[EXERCISE DESCRIPTION]:
Transcribe every line exactly and omit anything that is a picture.

Recorded data:

>>

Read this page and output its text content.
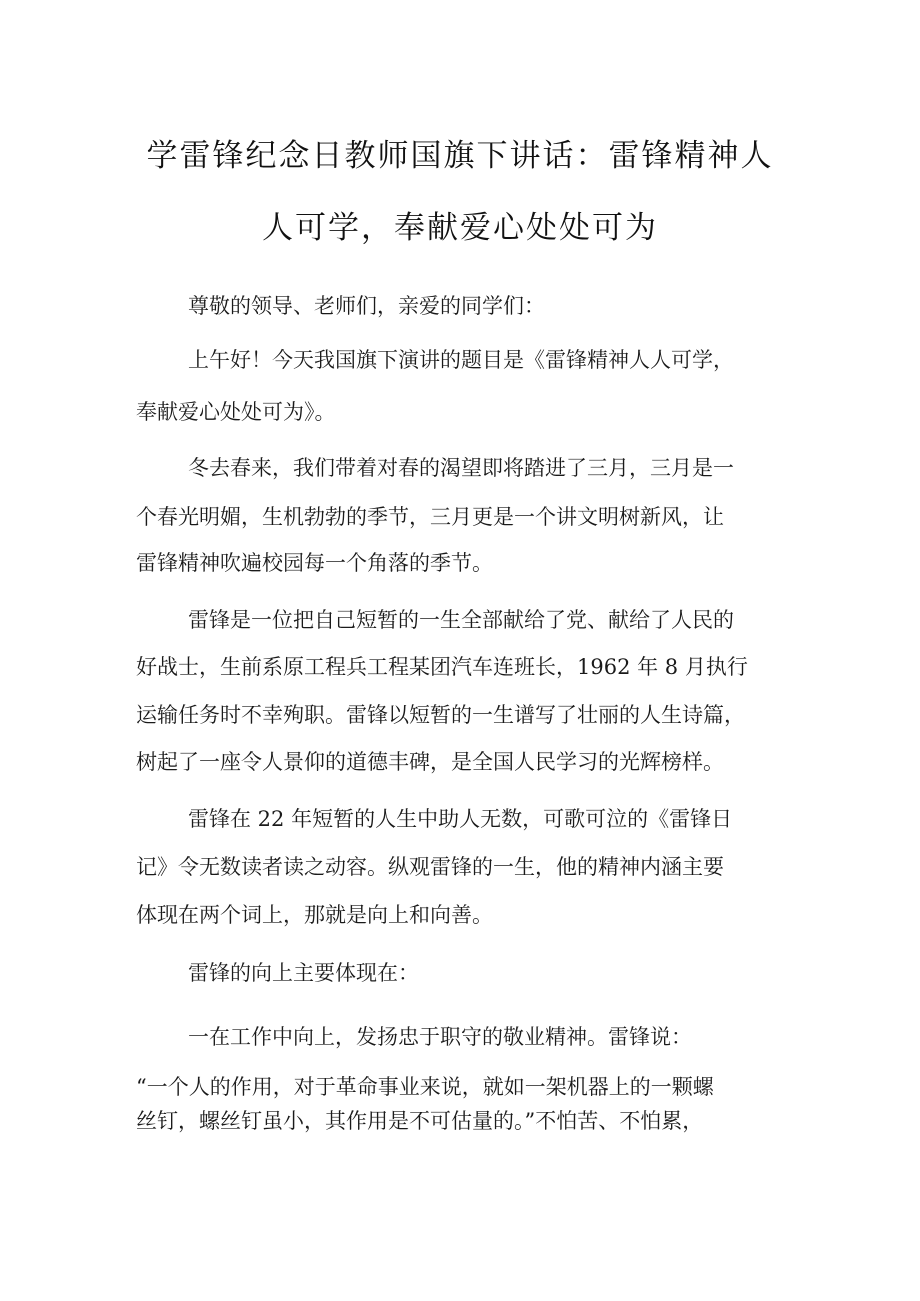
学雷锋纪念日教师国旗下讲话：雷锋精神人
人可学，奉献爱心处处可为
尊敬的领导、老师们，亲爱的同学们：
上午好！今天我国旗下演讲的题目是《雷锋精神人人可学，
奉献爱心处处可为》。
冬去春来，我们带着对春的渴望即将踏进了三月，三月是一
个春光明媚，生机勃勃的季节，三月更是一个讲文明树新风，让
雷锋精神吹遍校园每一个角落的季节。
雷锋是一位把自己短暂的一生全部献给了党、献给了人民的
好战士，生前系原工程兵工程某团汽车连班长，1962 年 8 月执行
运输任务时不幸殉职。雷锋以短暂的一生谱写了壮丽的人生诗篇，
树起了一座令人景仰的道德丰碑，是全国人民学习的光辉榜样。
雷锋在 22 年短暂的人生中助人无数，可歌可泣的《雷锋日
记》令无数读者读之动容。纵观雷锋的一生，他的精神内涵主要
体现在两个词上，那就是向上和向善。
雷锋的向上主要体现在：
一在工作中向上，发扬忠于职守的敬业精神。雷锋说：
“一个人的作用，对于革命事业来说，就如一架机器上的一颗螺
丝钉，螺丝钉虽小，其作用是不可估量的。”不怕苦、不怕累，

<<

[WRITTEN REPLY]:
Read this page and output its text content.
学雷锋纪念日教师国旗下讲话：雷锋精神人
人可学，奉献爱心处处可为
尊敬的领导、老师们，亲爱的同学们：
上午好！今天我国旗下演讲的题目是《雷锋精神人人可学，
奉献爱心处处可为》。
冬去春来，我们带着对春的渴望即将踏进了三月，三月是一
个春光明媚，生机勃勃的季节，三月更是一个讲文明树新风，让
雷锋精神吹遍校园每一个角落的季节。
雷锋是一位把自己短暂的一生全部献给了党、献给了人民的
好战士，生前系原工程兵工程某团汽车连班长，1962 年 8 月执行
运输任务时不幸殉职。雷锋以短暂的一生谱写了壮丽的人生诗篇，
树起了一座令人景仰的道德丰碑，是全国人民学习的光辉榜样。
雷锋在 22 年短暂的人生中助人无数，可歌可泣的《雷锋日
记》令无数读者读之动容。纵观雷锋的一生，他的精神内涵主要
体现在两个词上，那就是向上和向善。
雷锋的向上主要体现在：
一在工作中向上，发扬忠于职守的敬业精神。雷锋说：
“一个人的作用，对于革命事业来说，就如一架机器上的一颗螺
丝钉，螺丝钉虽小，其作用是不可估量的。”不怕苦、不怕累，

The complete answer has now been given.